# start of Extracted records

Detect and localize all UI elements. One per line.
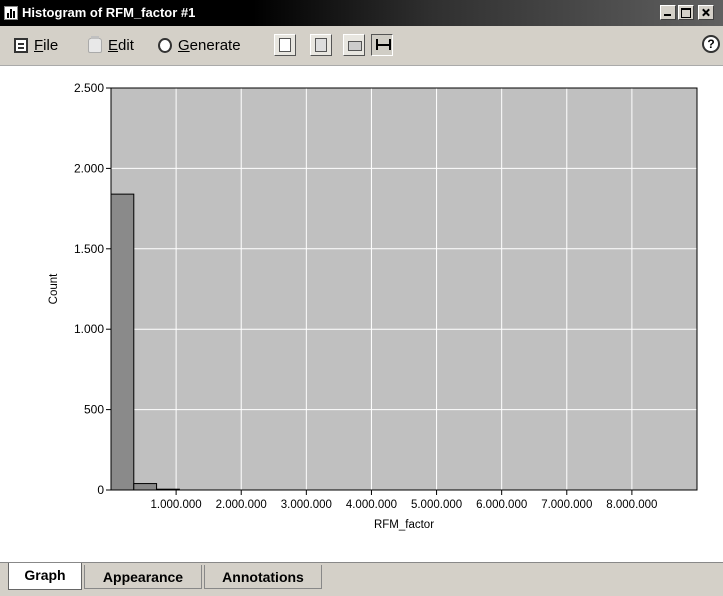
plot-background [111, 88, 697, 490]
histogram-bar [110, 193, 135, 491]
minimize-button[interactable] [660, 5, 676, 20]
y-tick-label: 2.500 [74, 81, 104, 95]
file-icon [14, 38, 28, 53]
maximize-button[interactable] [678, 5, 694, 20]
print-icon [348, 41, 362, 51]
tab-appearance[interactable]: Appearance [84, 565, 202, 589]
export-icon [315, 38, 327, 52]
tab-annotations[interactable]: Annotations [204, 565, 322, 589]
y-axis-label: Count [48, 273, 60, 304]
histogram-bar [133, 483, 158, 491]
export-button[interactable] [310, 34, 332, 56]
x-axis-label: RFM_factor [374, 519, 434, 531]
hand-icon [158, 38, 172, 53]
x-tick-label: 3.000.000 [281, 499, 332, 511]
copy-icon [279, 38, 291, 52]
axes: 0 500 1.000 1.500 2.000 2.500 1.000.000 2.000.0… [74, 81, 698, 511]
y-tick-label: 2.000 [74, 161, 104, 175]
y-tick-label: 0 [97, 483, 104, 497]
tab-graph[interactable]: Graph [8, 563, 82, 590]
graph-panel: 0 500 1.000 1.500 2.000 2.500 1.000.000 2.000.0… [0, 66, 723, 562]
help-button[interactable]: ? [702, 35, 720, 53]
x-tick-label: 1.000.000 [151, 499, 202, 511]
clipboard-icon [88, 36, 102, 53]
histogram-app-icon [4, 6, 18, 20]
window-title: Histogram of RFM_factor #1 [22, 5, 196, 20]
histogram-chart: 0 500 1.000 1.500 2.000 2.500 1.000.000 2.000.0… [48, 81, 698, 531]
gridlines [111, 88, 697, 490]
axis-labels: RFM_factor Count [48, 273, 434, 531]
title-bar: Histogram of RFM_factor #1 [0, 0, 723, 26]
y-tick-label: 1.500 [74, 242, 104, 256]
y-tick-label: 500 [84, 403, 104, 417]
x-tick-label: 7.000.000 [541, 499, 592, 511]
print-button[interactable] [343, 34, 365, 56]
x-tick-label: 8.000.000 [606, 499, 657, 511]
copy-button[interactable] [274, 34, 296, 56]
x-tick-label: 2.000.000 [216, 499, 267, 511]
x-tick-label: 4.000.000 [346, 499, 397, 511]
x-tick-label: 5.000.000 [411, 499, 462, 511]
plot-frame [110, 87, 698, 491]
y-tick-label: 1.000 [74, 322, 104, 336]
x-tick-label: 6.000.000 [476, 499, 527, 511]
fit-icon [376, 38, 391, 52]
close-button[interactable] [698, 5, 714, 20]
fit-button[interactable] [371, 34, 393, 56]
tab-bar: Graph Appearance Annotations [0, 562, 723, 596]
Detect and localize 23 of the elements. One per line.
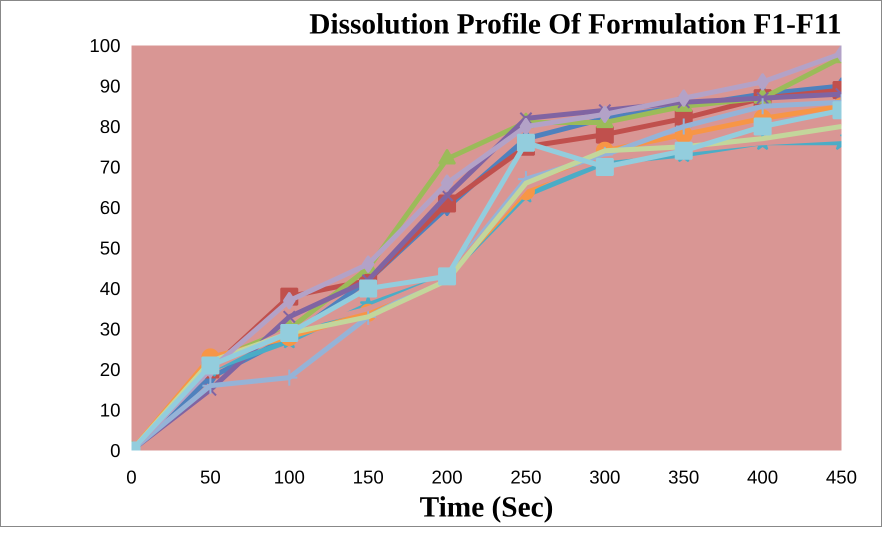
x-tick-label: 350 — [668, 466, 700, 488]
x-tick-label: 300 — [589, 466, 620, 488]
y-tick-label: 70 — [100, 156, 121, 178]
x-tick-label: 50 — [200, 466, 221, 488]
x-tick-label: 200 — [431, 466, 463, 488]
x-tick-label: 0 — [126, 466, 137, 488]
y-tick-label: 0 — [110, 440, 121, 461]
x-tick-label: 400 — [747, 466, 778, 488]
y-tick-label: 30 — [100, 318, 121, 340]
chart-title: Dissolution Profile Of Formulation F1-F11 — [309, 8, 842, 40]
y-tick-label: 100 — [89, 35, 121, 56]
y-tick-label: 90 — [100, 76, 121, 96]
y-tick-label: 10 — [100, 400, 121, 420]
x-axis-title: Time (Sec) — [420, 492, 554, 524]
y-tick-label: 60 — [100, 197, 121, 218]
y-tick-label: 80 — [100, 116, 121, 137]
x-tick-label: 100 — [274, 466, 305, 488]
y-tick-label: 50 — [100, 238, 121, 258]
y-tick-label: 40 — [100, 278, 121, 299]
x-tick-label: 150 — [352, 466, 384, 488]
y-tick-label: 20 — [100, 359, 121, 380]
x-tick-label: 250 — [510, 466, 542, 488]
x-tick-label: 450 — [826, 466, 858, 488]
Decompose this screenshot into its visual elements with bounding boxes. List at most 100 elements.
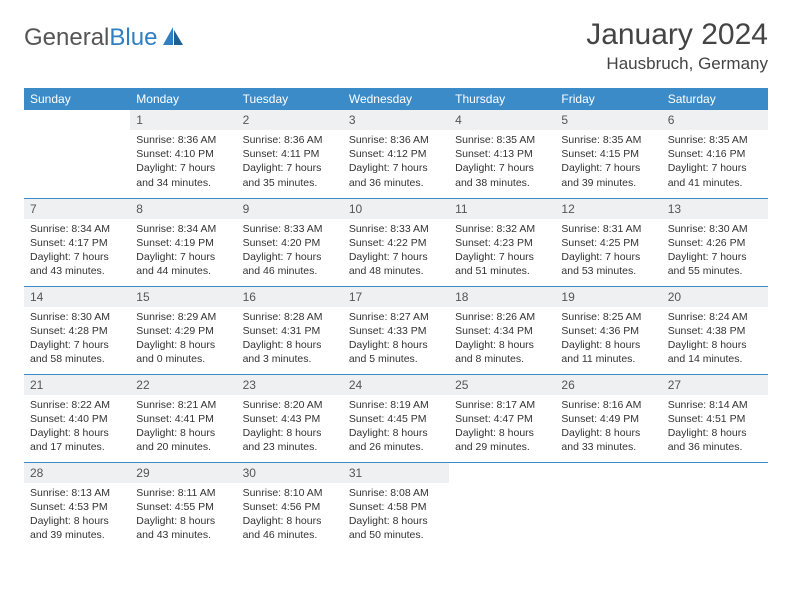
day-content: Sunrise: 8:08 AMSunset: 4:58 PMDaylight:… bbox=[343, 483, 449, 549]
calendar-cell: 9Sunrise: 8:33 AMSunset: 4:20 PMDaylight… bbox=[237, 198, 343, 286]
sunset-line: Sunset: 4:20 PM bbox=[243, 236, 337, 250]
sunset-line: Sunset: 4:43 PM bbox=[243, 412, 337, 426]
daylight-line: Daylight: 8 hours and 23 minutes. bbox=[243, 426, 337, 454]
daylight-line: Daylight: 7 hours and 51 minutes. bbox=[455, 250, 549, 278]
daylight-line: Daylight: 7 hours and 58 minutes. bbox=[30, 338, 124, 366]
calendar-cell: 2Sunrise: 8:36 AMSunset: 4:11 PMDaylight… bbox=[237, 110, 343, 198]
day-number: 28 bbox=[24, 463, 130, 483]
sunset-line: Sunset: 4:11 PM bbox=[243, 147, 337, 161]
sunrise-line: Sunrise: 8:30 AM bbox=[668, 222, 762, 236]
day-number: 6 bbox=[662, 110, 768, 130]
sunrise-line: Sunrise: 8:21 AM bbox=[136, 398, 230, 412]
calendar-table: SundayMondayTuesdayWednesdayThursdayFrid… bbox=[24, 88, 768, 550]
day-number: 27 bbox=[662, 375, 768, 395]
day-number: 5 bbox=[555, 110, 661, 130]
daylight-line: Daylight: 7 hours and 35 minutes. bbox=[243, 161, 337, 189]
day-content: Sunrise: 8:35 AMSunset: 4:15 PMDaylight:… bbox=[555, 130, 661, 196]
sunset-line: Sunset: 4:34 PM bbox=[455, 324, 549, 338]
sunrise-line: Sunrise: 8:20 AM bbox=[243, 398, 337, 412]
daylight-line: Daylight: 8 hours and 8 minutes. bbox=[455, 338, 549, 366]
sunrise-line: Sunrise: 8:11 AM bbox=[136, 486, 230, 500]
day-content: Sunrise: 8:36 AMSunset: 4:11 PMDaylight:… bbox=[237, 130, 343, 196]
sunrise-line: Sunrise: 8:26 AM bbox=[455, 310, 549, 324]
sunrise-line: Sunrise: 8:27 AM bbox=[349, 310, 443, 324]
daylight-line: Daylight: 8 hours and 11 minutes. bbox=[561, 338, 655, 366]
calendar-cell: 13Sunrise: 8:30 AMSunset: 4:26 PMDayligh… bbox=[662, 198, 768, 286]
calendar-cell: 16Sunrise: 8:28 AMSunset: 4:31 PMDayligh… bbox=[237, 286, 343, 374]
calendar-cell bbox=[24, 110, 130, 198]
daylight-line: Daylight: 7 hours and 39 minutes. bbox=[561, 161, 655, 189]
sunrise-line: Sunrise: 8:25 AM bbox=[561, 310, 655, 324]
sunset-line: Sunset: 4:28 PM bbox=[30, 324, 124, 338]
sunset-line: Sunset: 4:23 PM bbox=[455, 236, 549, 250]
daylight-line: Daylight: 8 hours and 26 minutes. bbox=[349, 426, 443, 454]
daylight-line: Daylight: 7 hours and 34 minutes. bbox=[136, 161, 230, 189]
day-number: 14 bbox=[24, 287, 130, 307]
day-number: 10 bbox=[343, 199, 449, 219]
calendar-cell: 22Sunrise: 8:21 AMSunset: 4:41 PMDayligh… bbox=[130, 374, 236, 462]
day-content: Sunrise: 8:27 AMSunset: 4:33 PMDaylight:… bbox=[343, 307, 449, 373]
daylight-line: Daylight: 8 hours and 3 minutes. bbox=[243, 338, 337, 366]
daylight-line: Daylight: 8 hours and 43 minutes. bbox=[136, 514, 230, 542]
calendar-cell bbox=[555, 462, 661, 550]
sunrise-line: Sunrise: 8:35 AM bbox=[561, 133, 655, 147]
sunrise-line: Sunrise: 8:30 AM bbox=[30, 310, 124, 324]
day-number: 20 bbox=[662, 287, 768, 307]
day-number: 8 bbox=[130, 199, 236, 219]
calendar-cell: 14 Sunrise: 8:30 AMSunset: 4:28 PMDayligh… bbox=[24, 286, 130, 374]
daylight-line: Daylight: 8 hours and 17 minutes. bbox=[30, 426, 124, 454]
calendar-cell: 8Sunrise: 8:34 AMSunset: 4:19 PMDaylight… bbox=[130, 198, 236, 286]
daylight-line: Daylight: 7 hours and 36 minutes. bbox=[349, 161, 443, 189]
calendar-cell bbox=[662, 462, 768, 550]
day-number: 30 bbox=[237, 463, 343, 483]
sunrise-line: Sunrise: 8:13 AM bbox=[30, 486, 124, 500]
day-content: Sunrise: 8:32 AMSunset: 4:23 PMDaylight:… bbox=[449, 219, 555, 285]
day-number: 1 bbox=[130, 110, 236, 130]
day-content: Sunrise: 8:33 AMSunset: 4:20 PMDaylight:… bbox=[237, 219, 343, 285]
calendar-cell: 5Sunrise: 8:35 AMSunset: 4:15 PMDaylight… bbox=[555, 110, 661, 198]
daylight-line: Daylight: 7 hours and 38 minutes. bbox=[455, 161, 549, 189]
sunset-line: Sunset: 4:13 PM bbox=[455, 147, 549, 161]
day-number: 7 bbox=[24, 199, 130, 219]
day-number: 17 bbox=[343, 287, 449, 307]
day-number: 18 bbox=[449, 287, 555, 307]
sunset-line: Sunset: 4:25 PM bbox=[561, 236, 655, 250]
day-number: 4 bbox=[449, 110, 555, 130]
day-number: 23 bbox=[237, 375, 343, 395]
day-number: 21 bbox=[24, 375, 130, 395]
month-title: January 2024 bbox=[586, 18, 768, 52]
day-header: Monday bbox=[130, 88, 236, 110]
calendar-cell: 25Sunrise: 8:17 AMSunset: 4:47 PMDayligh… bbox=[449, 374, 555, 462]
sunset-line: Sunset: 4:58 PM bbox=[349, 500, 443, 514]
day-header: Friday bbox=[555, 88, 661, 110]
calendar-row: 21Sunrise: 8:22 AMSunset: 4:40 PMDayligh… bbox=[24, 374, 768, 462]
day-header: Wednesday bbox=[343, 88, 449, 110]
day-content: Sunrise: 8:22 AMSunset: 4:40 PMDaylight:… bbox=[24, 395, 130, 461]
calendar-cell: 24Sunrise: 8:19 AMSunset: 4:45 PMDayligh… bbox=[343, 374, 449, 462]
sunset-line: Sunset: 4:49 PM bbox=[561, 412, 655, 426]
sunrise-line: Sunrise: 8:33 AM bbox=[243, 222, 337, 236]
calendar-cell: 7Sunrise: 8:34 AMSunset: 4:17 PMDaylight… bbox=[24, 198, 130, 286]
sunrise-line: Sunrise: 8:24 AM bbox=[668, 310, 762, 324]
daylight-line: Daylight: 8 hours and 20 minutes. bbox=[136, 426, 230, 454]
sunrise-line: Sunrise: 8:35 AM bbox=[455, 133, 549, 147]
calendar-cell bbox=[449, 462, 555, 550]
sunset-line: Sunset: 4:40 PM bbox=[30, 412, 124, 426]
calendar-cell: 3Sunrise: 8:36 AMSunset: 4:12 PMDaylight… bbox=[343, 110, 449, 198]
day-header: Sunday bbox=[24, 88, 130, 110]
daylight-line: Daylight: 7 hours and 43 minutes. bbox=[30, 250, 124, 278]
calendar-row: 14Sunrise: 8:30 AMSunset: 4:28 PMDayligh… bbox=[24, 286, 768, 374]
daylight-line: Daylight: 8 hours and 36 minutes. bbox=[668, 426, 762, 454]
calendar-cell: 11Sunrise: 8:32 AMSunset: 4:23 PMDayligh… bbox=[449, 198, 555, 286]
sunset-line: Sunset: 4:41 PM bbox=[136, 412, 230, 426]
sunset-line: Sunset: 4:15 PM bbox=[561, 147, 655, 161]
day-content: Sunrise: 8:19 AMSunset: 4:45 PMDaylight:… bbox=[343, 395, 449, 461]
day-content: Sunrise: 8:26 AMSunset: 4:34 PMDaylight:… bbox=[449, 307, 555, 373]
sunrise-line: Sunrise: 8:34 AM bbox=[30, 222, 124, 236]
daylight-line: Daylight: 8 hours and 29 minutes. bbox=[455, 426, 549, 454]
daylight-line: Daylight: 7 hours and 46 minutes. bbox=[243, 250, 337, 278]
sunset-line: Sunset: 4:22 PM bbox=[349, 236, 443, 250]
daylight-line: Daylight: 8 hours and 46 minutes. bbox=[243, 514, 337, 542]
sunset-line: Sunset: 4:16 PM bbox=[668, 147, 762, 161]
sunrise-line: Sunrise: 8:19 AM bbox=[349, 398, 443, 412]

# end of Extracted records
# start of Extracted records

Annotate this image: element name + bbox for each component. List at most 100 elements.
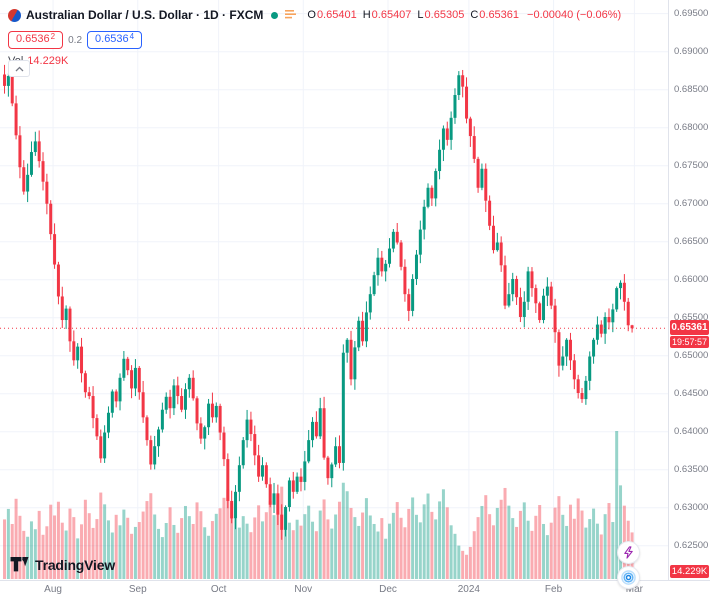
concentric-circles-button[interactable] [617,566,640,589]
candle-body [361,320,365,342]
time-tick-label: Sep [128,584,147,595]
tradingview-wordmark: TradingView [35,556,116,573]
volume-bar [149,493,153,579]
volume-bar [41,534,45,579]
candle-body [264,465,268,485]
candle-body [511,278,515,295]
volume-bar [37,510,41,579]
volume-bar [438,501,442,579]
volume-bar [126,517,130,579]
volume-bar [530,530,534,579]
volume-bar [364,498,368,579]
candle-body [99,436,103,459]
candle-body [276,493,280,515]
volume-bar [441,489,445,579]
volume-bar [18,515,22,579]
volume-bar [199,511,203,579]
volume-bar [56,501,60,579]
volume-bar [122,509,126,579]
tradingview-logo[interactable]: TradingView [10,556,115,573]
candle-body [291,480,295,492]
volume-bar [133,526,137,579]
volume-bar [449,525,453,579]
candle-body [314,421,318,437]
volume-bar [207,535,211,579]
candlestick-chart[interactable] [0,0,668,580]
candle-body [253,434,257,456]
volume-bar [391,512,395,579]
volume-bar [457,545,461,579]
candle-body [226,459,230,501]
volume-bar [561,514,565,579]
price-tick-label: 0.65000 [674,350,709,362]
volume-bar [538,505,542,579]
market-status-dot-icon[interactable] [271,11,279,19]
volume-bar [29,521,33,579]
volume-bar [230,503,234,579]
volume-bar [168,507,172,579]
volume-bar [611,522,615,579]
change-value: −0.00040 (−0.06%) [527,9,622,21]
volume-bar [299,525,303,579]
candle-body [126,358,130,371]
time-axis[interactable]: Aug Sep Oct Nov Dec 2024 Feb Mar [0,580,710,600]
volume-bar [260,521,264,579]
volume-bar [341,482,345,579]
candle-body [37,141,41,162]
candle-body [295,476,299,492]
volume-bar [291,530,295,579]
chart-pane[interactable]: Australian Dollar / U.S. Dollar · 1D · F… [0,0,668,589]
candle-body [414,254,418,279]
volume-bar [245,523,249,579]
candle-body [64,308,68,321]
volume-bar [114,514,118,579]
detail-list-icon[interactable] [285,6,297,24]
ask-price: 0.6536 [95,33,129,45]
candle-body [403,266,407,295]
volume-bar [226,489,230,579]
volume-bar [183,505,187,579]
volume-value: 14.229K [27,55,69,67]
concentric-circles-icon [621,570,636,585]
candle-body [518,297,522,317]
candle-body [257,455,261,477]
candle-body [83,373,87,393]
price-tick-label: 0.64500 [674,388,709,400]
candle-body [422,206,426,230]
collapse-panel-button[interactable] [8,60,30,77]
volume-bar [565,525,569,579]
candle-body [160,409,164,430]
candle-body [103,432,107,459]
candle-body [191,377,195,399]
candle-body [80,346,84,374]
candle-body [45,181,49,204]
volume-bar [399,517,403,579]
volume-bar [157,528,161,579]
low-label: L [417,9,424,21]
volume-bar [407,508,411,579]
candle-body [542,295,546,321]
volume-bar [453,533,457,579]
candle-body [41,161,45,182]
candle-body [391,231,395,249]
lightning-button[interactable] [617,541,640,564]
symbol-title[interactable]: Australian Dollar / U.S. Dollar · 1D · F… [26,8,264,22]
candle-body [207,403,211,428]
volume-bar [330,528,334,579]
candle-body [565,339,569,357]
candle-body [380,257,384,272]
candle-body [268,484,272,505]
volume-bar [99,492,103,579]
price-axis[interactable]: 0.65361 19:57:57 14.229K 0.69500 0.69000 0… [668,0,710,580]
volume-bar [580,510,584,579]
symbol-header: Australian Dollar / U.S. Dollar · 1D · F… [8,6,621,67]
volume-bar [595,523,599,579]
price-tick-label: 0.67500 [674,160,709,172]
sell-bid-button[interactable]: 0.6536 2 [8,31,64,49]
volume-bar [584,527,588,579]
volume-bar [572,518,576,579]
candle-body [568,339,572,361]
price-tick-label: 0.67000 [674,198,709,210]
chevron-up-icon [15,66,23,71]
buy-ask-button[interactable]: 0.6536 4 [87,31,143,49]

# end of Extracted records

* Exercise brief: Count the lines in the items above that contain the word "Appearance". Give only the number.

* Written solution: 2